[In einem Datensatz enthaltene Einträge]

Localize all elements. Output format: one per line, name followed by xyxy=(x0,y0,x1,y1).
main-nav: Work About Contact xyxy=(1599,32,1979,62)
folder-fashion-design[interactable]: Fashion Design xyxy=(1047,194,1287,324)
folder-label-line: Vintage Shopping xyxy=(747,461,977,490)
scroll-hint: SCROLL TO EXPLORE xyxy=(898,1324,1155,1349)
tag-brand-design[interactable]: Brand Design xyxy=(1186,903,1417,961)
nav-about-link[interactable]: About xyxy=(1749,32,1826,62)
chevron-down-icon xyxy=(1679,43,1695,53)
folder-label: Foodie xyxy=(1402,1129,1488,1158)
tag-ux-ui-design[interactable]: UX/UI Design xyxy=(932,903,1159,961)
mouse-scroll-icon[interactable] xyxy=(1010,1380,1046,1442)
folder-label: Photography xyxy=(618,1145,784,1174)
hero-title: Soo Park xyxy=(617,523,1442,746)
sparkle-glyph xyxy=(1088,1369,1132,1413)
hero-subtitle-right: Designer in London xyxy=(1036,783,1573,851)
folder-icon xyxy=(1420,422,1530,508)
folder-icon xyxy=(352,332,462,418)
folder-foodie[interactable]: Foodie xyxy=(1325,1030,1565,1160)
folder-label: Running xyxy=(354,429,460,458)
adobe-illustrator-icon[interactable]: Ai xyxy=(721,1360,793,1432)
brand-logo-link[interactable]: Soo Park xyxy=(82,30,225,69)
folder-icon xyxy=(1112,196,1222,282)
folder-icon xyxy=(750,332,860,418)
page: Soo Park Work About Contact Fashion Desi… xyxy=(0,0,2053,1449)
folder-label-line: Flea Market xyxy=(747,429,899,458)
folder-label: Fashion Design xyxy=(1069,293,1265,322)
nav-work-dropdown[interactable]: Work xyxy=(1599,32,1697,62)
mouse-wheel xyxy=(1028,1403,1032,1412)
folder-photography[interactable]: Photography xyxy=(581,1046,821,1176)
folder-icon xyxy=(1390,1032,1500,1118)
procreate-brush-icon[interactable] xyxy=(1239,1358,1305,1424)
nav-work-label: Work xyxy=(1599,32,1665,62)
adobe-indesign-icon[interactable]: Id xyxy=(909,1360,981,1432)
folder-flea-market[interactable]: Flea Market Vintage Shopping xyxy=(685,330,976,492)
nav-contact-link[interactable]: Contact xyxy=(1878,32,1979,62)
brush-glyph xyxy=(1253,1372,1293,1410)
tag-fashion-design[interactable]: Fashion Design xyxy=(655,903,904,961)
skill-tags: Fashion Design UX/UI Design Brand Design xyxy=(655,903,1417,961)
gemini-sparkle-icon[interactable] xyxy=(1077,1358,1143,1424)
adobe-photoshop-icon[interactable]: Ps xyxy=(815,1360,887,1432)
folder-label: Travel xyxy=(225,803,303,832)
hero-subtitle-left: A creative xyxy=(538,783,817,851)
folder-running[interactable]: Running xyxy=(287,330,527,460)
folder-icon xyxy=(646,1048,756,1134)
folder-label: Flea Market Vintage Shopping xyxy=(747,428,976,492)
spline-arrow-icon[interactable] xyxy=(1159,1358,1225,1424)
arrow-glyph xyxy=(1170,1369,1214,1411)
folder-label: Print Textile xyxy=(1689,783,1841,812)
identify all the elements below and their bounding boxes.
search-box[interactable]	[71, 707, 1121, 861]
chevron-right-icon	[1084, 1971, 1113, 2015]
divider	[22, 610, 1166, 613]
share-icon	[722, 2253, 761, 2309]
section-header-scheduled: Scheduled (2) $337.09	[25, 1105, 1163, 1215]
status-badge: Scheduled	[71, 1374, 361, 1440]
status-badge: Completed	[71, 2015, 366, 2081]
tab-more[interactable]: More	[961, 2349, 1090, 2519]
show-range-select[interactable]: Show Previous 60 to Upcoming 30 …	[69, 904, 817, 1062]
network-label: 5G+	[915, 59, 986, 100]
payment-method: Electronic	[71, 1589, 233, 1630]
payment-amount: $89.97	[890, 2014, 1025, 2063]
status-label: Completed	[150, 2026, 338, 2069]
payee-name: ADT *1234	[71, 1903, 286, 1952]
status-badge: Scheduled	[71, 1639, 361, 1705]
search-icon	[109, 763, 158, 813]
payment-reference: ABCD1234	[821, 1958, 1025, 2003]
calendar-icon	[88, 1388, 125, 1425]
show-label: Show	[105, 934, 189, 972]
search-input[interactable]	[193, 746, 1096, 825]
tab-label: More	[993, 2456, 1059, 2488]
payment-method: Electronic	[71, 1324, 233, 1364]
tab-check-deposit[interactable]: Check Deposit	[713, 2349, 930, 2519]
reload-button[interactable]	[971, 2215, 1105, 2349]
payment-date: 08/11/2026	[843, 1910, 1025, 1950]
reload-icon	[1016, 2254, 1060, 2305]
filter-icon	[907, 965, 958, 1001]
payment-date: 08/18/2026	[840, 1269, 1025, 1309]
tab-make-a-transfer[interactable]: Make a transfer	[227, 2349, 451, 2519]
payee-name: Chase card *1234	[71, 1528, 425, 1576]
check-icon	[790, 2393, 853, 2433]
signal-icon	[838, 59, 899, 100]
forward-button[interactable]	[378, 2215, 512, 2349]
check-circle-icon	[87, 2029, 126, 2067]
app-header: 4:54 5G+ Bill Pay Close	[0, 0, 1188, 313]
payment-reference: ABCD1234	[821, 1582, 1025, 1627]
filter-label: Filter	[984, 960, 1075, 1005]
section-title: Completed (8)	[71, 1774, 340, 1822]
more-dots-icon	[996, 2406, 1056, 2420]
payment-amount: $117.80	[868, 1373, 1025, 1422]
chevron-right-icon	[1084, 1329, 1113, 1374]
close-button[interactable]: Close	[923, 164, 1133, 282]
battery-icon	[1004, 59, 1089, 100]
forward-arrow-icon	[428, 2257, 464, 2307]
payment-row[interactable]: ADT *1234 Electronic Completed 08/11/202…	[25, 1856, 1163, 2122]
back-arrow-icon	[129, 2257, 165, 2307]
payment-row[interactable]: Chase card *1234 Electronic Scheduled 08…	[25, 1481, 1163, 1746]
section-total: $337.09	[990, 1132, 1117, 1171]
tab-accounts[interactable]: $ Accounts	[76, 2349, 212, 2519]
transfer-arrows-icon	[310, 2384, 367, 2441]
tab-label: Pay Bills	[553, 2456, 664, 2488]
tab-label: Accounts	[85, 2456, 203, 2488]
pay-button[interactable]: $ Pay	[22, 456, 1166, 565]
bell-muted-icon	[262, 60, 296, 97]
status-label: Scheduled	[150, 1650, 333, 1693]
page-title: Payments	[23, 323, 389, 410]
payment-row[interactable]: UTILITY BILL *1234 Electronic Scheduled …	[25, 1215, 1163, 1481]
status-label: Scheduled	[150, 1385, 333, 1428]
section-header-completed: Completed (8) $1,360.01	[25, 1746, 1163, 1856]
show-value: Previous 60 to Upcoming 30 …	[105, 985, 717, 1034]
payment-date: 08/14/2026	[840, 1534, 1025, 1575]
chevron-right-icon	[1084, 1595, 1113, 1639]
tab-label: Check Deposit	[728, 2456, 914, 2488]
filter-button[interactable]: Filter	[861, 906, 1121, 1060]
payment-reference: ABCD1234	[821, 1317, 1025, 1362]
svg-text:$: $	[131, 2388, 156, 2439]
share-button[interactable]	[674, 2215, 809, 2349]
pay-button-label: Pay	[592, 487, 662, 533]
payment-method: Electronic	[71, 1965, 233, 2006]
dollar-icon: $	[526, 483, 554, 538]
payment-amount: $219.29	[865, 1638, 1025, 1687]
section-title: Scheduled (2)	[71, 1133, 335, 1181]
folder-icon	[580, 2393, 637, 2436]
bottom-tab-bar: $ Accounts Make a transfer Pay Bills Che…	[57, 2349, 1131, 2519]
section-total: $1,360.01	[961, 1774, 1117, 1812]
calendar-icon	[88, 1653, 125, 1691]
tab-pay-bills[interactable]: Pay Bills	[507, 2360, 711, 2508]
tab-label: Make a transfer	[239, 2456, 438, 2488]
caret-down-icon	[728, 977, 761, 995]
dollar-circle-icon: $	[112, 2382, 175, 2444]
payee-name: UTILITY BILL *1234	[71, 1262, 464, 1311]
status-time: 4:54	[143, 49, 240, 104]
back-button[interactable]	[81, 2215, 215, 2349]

* Aufgabenstellung *
Ordne alles vom Beginn der Einträge bis einschließlich der Zeile mit „sparkle-glyph xyxy=(1088,1369,1132,1413)“ als nummerierte Liste an. Leerzeilen entfallen dabei.

* Lösung zur Aufgabe *
1. Localize all elements. Output format: one per line, name followed by xyxy=(x0,y0,x1,y1).
2. main-nav: Work About Contact xyxy=(1599,32,1979,62)
3. folder-fashion-design[interactable]: Fashion Design xyxy=(1047,194,1287,324)
4. folder-label-line: Vintage Shopping xyxy=(747,461,977,490)
5. scroll-hint: SCROLL TO EXPLORE xyxy=(898,1324,1155,1349)
6. tag-brand-design[interactable]: Brand Design xyxy=(1186,903,1417,961)
7. nav-about-link[interactable]: About xyxy=(1749,32,1826,62)
8. chevron-down-icon xyxy=(1679,43,1695,53)
9. folder-label: Foodie xyxy=(1402,1129,1488,1158)
10. tag-ux-ui-design[interactable]: UX/UI Design xyxy=(932,903,1159,961)
11. mouse-scroll-icon[interactable] xyxy=(1010,1380,1046,1442)
12. folder-label: Photography xyxy=(618,1145,784,1174)
13. hero-title: Soo Park xyxy=(617,523,1442,746)
14. sparkle-glyph xyxy=(1088,1369,1132,1413)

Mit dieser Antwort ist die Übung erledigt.